**Provided records:**
· · · · ·
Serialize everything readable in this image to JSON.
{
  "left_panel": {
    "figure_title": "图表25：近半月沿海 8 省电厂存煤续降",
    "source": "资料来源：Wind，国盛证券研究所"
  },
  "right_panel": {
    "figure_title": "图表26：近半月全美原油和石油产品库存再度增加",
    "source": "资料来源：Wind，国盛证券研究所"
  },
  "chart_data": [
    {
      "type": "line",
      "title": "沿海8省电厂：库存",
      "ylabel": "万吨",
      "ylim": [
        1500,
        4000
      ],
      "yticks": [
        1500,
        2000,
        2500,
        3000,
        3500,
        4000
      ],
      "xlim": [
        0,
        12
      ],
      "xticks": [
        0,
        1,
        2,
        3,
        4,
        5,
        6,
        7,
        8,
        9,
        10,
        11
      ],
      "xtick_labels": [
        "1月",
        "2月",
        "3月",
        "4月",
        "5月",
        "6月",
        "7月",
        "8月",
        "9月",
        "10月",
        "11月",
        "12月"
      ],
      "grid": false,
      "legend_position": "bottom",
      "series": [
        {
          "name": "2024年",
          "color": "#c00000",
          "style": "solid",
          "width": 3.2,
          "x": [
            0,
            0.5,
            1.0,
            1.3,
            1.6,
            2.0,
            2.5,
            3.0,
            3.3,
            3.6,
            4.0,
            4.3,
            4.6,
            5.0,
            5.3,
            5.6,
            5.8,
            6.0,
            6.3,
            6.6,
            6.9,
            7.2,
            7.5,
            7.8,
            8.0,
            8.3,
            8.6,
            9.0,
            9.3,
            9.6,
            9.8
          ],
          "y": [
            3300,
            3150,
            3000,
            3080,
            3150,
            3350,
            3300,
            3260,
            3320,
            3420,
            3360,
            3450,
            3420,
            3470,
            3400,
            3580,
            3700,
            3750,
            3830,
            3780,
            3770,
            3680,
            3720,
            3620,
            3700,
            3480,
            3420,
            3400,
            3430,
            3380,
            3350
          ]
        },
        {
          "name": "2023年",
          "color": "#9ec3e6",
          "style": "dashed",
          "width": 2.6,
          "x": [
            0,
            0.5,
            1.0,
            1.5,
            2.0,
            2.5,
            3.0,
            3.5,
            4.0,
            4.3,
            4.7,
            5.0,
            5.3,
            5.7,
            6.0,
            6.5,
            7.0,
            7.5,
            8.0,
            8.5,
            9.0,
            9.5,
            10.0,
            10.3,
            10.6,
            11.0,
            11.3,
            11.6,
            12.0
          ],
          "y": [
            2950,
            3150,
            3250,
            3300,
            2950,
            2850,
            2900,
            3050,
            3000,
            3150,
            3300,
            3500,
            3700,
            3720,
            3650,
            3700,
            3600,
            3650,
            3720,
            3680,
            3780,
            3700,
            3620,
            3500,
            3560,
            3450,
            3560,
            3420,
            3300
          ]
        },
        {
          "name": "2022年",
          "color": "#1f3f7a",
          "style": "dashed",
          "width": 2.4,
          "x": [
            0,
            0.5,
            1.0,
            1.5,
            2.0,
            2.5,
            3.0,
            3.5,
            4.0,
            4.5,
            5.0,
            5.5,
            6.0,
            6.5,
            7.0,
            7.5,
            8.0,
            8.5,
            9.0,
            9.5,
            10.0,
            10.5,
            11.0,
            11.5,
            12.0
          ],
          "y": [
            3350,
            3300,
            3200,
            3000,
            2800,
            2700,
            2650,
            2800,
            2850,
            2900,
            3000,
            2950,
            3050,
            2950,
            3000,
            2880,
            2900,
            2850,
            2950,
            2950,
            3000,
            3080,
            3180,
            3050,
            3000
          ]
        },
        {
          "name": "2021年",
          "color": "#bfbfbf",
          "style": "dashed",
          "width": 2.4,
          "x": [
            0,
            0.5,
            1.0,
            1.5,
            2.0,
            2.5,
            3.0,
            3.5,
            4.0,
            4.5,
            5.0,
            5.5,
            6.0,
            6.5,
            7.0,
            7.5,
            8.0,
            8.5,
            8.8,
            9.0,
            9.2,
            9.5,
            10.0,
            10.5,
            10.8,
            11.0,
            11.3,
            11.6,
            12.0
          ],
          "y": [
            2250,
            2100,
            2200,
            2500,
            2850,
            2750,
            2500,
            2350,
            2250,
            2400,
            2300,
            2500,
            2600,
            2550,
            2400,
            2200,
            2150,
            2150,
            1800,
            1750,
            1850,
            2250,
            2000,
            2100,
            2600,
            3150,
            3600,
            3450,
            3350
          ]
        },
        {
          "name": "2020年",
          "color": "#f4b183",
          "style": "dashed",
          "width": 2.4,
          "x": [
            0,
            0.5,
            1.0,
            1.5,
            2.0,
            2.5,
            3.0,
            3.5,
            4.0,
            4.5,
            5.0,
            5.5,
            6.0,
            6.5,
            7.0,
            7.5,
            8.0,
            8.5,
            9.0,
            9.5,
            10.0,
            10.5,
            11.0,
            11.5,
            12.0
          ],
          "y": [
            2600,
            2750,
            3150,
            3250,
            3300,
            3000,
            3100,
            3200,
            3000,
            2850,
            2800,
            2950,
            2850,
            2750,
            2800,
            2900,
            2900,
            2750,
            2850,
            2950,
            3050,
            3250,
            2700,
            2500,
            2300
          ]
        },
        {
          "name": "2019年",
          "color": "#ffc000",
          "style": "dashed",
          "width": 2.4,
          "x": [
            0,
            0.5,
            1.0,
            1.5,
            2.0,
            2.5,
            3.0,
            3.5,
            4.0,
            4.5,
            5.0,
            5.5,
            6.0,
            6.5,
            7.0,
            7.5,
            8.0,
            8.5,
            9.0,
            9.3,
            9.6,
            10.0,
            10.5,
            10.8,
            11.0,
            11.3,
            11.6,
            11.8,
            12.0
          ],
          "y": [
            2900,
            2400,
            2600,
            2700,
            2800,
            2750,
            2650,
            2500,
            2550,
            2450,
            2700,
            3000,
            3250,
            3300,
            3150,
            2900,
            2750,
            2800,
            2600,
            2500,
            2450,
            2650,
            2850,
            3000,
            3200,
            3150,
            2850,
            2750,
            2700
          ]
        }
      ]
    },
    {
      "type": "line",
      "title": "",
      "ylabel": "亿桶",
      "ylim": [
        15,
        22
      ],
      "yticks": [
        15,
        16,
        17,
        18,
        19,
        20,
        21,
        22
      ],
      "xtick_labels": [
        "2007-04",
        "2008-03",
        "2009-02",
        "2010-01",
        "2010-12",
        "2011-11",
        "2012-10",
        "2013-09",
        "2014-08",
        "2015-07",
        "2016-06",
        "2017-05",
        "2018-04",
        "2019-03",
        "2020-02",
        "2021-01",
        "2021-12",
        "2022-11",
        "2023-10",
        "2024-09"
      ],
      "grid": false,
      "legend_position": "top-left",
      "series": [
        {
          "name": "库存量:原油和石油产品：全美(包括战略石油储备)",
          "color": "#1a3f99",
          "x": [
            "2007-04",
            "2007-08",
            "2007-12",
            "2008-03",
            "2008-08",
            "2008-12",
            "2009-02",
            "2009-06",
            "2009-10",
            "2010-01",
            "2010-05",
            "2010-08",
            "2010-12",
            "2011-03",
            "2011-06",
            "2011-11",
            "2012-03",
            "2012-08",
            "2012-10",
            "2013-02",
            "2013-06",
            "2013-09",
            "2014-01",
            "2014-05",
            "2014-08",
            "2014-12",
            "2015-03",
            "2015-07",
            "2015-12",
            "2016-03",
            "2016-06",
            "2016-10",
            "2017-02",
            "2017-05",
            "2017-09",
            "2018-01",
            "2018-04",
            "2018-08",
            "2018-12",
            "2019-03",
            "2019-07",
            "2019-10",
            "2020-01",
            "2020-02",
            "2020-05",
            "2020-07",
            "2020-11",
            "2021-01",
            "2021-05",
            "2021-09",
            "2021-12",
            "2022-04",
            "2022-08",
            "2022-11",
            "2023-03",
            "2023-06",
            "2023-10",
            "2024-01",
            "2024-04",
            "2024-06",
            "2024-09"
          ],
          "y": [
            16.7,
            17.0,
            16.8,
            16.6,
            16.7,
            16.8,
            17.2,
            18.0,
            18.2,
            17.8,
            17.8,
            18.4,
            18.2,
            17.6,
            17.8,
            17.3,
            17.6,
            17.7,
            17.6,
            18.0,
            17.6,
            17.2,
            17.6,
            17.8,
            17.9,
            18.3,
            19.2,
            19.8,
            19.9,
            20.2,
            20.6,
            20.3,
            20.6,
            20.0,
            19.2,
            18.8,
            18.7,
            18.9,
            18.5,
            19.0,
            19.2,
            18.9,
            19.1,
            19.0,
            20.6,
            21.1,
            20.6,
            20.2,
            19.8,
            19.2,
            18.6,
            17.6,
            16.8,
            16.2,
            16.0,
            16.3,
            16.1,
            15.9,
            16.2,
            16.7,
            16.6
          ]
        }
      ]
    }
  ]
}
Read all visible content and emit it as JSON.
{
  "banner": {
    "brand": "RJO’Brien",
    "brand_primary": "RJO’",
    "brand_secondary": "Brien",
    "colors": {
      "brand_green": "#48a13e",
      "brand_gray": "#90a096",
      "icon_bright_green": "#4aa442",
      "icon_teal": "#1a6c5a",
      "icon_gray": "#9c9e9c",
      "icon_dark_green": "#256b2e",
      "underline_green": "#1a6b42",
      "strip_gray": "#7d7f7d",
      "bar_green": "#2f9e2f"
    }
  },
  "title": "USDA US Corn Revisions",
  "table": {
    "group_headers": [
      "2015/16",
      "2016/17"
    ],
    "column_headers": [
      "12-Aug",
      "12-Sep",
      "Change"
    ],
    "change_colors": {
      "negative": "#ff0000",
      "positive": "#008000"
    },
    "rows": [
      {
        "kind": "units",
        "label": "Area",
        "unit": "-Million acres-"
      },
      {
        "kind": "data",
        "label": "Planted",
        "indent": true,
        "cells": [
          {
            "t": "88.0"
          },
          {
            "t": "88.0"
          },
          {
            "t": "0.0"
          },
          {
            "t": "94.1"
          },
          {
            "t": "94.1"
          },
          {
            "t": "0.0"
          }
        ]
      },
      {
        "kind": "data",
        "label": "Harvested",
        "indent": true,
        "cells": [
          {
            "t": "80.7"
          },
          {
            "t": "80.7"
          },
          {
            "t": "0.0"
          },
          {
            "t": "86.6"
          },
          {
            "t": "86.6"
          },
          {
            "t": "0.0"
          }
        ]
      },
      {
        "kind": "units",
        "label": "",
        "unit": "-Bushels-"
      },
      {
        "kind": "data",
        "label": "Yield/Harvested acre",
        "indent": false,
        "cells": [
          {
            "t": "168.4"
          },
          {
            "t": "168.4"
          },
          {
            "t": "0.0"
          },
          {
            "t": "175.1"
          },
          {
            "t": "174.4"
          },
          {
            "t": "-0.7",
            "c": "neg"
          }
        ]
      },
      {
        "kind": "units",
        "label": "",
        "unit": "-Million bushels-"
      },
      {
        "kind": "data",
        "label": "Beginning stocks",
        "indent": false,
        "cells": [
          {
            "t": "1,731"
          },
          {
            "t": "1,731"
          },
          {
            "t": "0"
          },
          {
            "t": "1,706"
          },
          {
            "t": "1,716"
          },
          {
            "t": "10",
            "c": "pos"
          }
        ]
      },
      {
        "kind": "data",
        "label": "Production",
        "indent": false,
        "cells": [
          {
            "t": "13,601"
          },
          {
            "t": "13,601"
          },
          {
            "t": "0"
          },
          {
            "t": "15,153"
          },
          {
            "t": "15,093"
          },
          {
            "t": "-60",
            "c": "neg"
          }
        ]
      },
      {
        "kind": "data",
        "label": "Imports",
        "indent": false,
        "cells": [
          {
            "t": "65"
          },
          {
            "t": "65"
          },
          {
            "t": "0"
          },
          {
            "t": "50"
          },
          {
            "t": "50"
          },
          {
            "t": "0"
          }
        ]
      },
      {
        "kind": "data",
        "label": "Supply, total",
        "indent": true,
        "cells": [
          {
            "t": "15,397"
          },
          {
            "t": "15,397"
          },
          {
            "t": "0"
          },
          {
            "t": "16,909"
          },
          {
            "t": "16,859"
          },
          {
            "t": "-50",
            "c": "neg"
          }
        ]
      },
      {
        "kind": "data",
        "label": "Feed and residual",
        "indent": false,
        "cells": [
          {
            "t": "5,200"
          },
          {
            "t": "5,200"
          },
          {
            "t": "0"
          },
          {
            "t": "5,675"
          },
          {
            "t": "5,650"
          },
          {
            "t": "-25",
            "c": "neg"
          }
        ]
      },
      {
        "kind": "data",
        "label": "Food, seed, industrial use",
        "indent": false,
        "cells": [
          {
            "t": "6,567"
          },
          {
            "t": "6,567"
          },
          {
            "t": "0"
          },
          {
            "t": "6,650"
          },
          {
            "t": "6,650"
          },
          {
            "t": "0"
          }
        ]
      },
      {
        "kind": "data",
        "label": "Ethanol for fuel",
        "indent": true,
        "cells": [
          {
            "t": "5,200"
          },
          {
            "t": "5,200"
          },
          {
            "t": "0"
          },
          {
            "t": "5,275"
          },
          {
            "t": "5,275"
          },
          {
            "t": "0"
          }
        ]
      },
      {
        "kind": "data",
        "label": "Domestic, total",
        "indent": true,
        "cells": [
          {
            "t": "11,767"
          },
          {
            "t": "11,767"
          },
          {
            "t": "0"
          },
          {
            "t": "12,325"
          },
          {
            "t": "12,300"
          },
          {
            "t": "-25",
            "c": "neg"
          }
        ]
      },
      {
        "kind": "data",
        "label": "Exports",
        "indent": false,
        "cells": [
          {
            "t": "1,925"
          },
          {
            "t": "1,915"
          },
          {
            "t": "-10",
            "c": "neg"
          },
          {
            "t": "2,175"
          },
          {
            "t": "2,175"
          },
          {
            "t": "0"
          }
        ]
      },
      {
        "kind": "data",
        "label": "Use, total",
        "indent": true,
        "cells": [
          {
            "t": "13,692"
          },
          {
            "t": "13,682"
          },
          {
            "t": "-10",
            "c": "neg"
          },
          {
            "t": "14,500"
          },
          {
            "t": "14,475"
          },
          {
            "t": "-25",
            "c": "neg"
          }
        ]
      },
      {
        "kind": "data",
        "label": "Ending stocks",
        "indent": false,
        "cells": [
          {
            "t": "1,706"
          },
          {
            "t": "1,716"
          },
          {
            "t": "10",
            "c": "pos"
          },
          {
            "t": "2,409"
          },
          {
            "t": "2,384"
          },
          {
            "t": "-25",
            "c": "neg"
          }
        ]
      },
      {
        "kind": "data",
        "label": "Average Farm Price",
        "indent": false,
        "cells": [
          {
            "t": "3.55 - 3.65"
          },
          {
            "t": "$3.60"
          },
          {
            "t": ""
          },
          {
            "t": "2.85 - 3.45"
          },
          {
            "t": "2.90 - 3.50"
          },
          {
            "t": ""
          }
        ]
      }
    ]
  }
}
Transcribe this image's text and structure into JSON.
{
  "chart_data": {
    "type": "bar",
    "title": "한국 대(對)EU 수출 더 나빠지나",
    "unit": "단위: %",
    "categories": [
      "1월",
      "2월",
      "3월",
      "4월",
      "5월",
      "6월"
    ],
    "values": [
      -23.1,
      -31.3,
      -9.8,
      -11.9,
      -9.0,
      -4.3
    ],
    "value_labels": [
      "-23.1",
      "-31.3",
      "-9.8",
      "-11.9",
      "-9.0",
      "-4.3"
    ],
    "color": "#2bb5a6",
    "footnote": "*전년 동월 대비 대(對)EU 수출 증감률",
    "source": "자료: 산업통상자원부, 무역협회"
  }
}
· · · · ·
**Work to be completed:**
Everything from the line containing "Transcribe this image's" through the final line of the listing, inclusive, must be reproduced exactly; leave out the rest.

**Answer to the problem:**
Transcribe this image's text and structure into JSON.
{
  "chart_data": {
    "type": "bar",
    "title": "한국 대(對)EU 수출 더 나빠지나",
    "unit": "단위: %",
    "categories": [
      "1월",
      "2월",
      "3월",
      "4월",
      "5월",
      "6월"
    ],
    "values": [
      -23.1,
      -31.3,
      -9.8,
      -11.9,
      -9.0,
      -4.3
    ],
    "value_labels": [
      "-23.1",
      "-31.3",
      "-9.8",
      "-11.9",
      "-9.0",
      "-4.3"
    ],
    "color": "#2bb5a6",
    "footnote": "*전년 동월 대비 대(對)EU 수출 증감률",
    "source": "자료: 산업통상자원부, 무역협회"
  }
}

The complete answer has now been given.